(Records from a collection)

= = = = =

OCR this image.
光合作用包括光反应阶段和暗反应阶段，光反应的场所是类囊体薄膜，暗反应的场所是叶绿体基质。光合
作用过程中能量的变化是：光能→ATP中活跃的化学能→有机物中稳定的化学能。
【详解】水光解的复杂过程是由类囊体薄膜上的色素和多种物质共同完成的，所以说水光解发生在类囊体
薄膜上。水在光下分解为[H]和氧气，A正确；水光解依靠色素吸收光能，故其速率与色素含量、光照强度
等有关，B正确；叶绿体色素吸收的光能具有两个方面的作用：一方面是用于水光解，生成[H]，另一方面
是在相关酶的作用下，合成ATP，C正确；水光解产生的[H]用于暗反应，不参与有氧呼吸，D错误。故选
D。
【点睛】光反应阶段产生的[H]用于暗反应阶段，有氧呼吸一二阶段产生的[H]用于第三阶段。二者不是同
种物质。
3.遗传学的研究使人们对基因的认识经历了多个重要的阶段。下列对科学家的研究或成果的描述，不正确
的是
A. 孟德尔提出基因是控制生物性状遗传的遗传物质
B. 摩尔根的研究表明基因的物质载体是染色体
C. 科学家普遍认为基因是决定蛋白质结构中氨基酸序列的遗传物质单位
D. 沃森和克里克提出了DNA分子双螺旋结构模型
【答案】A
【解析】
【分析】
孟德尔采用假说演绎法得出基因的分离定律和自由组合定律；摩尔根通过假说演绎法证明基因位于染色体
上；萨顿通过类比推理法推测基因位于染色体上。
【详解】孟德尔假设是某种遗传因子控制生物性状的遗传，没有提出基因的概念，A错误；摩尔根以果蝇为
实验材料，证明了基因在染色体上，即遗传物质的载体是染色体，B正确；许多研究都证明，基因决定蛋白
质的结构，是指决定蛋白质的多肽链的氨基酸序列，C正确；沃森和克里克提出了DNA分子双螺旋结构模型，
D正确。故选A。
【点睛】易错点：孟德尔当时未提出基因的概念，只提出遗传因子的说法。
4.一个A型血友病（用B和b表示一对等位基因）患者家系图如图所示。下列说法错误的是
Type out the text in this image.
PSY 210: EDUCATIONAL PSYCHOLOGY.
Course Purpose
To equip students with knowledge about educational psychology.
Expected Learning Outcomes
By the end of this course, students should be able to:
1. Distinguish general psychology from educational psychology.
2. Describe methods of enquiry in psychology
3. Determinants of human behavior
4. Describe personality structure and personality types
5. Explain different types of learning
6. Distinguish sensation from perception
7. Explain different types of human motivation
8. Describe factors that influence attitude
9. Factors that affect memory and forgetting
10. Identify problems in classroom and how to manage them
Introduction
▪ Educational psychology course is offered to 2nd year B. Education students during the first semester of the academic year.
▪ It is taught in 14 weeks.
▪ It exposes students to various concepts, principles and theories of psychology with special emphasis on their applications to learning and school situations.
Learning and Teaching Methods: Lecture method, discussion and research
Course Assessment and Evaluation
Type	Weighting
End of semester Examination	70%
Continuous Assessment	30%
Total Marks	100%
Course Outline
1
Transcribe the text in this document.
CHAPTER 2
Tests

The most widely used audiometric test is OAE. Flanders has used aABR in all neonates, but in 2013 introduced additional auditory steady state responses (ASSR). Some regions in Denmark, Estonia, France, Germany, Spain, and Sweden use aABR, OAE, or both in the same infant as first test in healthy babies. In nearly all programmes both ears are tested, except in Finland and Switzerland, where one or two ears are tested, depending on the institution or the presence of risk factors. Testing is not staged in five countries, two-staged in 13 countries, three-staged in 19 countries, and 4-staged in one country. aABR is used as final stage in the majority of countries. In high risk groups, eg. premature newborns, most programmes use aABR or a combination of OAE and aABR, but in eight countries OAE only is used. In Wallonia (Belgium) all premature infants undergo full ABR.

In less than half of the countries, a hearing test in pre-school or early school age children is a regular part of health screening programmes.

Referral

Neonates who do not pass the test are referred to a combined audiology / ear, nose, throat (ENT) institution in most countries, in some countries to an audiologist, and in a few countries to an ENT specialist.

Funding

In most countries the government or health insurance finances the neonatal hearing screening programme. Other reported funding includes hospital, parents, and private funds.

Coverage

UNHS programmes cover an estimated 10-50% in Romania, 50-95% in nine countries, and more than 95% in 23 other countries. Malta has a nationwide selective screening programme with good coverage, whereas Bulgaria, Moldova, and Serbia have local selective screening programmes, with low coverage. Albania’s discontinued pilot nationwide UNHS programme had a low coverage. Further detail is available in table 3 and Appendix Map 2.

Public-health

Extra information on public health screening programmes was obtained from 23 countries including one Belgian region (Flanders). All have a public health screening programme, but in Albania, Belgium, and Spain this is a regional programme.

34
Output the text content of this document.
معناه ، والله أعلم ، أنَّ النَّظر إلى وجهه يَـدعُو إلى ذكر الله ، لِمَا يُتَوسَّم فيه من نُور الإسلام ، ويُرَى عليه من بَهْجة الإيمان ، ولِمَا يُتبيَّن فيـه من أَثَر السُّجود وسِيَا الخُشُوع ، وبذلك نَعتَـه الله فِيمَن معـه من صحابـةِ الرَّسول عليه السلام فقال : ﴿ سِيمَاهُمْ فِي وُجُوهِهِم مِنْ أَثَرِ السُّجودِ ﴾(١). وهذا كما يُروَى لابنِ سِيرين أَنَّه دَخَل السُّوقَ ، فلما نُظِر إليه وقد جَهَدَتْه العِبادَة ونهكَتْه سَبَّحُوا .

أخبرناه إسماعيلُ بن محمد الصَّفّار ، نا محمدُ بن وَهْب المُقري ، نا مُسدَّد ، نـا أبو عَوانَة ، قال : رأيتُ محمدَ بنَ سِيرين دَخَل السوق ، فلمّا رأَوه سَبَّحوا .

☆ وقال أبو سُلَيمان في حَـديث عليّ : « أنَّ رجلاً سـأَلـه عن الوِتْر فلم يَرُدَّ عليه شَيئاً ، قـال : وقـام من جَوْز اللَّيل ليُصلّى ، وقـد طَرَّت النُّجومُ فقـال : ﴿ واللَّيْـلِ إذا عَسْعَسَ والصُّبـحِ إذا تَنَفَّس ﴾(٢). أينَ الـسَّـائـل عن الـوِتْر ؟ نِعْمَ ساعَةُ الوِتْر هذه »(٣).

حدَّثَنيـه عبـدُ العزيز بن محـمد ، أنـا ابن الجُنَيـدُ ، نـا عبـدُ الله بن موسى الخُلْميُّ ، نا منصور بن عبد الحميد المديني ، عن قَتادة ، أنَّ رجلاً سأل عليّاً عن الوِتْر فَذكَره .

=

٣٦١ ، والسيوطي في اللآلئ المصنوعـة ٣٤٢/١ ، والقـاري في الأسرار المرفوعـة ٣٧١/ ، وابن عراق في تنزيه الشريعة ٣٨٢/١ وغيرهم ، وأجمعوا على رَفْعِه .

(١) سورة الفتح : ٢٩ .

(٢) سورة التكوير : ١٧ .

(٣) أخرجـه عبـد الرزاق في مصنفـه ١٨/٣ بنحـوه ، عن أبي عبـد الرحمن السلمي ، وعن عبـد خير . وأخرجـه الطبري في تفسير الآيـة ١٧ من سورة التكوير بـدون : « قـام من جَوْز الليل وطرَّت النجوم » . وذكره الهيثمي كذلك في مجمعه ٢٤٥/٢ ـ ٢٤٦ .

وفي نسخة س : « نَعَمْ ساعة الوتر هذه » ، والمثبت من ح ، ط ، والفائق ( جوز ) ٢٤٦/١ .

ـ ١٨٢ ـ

= = = = =

TASK DIRECTIONS |
Extract each line from the entries above that contains the string "Distinguish".

WRITTEN RESPONSE |
1. Distinguish general psychology from educational psychology.
6. Distinguish sensation from perception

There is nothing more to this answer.